▶ **TASK**: In the material below, find every line with "изложить" and pull it out.

* begin EXTRACTED MATERIAL *

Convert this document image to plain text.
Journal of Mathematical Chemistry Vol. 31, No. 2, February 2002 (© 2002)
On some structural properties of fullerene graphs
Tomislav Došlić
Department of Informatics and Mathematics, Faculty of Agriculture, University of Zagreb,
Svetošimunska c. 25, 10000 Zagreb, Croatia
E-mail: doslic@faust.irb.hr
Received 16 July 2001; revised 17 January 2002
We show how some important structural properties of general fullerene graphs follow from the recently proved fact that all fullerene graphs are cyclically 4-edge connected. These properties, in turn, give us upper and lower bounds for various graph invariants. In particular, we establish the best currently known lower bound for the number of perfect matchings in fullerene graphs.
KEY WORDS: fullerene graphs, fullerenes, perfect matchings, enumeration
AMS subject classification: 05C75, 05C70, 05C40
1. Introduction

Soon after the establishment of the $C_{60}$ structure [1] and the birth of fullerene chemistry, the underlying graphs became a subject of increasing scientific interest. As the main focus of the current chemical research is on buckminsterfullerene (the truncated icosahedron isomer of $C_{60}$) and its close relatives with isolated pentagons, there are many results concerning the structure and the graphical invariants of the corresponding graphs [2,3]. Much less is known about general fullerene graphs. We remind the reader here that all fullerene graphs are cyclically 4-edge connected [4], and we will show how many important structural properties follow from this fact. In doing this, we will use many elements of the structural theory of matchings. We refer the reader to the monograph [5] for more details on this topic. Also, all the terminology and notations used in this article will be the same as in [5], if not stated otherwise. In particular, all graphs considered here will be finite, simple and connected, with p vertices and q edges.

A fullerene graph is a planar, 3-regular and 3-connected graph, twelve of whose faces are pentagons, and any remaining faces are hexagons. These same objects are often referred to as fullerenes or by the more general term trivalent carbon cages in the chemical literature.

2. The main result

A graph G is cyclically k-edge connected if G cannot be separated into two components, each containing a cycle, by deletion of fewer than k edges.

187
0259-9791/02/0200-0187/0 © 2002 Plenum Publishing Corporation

* end EXTRACTED MATERIAL *
* begin EXTRACTED MATERIAL *

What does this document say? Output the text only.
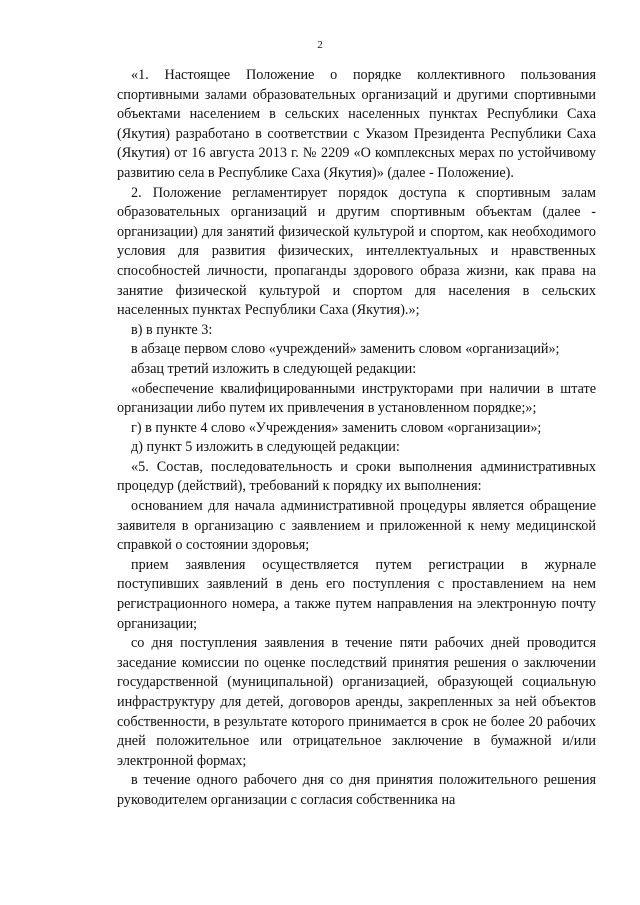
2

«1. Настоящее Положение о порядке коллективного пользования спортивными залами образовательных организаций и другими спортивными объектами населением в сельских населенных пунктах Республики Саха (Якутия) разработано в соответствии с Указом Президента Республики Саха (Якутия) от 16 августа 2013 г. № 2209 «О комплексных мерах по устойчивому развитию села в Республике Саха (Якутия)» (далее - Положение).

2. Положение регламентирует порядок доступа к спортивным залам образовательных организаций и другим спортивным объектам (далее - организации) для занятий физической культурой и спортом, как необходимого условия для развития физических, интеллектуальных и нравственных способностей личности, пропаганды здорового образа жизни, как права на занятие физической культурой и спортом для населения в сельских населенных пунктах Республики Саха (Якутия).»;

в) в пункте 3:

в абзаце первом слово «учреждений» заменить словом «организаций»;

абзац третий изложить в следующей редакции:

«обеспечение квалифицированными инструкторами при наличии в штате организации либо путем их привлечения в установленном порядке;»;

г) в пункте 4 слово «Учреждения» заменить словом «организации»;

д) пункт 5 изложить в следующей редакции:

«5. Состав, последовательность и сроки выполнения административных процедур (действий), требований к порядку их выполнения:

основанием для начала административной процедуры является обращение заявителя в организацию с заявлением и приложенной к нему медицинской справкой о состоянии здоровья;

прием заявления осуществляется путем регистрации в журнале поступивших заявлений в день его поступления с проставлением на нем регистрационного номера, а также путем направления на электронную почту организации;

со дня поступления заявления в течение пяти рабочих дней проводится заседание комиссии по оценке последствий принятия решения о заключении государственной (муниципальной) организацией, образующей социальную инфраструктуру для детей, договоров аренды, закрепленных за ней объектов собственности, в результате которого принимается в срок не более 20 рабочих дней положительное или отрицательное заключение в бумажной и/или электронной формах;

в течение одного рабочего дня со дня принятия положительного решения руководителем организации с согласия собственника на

* end EXTRACTED MATERIAL *
* begin EXTRACTED MATERIAL *

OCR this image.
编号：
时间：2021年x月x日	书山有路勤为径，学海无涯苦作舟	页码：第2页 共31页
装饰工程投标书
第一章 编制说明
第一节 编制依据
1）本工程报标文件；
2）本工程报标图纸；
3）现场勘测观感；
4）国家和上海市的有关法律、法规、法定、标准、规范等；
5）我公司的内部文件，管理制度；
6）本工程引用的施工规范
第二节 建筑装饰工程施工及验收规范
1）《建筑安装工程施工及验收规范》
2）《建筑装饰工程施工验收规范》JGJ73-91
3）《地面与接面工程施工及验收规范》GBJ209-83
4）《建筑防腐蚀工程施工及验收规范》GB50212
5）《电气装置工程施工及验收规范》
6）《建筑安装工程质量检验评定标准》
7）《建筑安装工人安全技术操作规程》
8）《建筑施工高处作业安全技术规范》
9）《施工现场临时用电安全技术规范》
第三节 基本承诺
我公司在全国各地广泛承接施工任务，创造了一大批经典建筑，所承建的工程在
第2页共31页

* end EXTRACTED MATERIAL *

▶ **FINISHED TASK**:
абзац третий изложить в следующей редакции:
д) пункт 5 изложить в следующей редакции:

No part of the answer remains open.